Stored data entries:

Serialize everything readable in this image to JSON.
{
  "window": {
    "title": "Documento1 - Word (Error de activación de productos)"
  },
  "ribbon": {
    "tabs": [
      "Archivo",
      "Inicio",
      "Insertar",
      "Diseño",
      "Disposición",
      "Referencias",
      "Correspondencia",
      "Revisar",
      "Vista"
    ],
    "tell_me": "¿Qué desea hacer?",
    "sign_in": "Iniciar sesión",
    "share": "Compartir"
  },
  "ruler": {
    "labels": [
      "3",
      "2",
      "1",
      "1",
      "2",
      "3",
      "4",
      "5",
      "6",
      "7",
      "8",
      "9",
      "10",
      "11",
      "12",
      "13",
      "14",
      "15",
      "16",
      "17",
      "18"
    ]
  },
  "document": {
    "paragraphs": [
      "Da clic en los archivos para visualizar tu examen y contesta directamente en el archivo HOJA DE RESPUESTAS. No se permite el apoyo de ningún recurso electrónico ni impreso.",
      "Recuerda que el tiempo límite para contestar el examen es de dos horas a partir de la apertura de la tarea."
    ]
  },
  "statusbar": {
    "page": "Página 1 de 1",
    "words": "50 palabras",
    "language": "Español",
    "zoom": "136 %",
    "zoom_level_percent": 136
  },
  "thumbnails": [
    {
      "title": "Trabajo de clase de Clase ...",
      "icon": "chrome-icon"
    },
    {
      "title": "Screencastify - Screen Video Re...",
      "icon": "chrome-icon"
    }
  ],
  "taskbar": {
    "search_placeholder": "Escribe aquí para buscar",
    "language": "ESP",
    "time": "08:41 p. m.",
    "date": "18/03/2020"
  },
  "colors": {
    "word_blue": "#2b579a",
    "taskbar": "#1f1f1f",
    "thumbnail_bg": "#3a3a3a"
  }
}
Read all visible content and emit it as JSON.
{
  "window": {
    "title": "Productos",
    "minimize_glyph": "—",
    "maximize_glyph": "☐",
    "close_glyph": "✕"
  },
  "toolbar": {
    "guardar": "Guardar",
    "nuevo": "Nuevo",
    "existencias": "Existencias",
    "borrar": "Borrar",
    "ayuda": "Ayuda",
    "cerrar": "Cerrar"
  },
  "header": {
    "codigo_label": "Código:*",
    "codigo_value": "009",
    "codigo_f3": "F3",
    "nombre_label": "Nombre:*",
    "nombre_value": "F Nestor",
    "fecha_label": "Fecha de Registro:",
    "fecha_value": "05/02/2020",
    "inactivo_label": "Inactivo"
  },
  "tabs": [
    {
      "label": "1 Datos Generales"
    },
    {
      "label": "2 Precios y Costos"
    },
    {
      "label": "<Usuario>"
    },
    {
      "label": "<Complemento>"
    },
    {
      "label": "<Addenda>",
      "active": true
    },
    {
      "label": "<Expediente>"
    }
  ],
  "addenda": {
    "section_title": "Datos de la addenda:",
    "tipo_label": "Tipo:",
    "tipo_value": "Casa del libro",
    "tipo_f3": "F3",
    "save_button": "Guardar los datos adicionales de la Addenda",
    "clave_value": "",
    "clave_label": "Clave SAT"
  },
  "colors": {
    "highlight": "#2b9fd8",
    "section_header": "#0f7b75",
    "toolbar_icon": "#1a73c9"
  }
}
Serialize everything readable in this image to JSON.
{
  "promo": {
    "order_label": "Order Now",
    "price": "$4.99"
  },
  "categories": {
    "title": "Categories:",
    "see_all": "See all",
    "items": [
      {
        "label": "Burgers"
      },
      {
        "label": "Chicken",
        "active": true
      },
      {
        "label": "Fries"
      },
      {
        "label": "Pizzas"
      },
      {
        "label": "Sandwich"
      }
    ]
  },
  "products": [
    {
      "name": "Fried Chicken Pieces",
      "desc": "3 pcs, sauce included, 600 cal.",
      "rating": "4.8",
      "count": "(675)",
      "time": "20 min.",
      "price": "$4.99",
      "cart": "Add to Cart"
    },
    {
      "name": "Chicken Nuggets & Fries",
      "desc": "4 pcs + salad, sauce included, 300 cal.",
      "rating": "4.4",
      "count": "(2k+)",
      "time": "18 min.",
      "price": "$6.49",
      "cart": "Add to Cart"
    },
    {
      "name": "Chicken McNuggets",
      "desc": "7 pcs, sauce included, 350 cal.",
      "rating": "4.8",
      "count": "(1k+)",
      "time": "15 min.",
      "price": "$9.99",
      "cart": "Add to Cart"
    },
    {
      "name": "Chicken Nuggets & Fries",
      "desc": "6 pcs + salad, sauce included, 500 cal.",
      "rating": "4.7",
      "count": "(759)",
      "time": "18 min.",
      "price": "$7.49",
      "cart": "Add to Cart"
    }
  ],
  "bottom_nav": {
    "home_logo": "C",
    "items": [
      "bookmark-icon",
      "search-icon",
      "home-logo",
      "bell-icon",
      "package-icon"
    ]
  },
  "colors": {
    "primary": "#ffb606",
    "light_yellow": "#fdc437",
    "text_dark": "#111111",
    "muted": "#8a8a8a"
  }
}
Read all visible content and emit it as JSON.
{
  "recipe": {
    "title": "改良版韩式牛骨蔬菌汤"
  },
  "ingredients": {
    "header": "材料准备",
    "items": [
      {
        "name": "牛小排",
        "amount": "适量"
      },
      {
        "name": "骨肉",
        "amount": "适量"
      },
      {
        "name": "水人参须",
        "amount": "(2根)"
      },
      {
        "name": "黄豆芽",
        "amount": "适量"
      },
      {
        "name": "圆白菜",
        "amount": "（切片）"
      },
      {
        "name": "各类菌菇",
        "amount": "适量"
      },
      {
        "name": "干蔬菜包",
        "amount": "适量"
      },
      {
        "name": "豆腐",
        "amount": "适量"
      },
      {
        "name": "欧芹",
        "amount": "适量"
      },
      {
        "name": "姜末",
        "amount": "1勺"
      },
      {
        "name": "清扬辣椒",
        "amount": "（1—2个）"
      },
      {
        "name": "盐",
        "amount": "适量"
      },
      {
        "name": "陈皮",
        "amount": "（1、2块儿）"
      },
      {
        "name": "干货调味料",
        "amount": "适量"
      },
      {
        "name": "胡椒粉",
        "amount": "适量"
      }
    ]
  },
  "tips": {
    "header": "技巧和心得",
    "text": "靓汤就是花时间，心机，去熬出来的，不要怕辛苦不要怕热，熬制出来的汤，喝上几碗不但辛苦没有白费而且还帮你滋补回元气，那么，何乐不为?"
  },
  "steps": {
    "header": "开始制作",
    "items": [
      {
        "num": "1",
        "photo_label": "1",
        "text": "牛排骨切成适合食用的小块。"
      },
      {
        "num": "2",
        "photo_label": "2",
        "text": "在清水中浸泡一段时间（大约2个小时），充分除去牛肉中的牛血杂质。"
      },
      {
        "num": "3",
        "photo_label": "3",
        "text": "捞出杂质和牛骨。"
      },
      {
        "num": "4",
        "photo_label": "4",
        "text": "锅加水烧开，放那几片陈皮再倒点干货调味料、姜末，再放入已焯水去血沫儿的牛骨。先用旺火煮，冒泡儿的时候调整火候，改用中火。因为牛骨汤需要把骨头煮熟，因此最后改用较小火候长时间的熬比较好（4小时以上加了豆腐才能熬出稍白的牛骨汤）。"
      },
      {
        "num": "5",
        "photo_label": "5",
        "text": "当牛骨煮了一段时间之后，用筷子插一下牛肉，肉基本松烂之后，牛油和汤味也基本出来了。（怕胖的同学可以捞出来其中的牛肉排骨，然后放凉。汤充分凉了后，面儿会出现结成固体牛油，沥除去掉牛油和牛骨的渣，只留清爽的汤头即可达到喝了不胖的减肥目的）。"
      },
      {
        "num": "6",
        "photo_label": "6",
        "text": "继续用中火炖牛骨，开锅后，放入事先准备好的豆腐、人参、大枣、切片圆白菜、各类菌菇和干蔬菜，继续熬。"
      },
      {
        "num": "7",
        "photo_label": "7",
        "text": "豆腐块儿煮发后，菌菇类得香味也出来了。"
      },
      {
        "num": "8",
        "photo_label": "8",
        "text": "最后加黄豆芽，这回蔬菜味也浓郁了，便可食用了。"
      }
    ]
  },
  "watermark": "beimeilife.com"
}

Task to complete> In the material above, find each line that contains the word "sauce", and select it.

Full solution>
      "desc": "3 pcs, sauce included, 600 cal.",
      "desc": "4 pcs + salad, sauce included, 300 cal.",
      "desc": "7 pcs, sauce included, 350 cal.",
      "desc": "6 pcs + salad, sauce included, 500 cal.",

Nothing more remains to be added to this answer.